* **TASK INPUT**
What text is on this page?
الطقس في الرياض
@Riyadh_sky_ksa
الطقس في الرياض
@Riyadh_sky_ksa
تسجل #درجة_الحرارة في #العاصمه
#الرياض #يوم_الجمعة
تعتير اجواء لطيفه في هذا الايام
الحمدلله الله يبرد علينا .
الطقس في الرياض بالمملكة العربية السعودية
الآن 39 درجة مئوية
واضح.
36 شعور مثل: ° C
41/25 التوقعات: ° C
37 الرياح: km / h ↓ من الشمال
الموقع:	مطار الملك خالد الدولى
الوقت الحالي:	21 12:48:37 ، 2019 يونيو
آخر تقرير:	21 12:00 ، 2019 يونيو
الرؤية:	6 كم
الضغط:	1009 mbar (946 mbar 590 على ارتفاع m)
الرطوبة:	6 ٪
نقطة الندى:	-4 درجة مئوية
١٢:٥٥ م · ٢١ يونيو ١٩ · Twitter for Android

* **WRITTEN EXERCISE**
Return the listing above in full, character for character.

* **ANSWER**
What text is on this page?
الطقس في الرياض
@Riyadh_sky_ksa
الطقس في الرياض
@Riyadh_sky_ksa
تسجل #درجة_الحرارة في #العاصمه
#الرياض #يوم_الجمعة
تعتير اجواء لطيفه في هذا الايام
الحمدلله الله يبرد علينا .
الطقس في الرياض بالمملكة العربية السعودية
الآن 39 درجة مئوية
واضح.
36 شعور مثل: ° C
41/25 التوقعات: ° C
37 الرياح: km / h ↓ من الشمال
الموقع:	مطار الملك خالد الدولى
الوقت الحالي:	21 12:48:37 ، 2019 يونيو
آخر تقرير:	21 12:00 ، 2019 يونيو
الرؤية:	6 كم
الضغط:	1009 mbar (946 mbar 590 على ارتفاع m)
الرطوبة:	6 ٪
نقطة الندى:	-4 درجة مئوية
١٢:٥٥ م · ٢١ يونيو ١٩ · Twitter for Android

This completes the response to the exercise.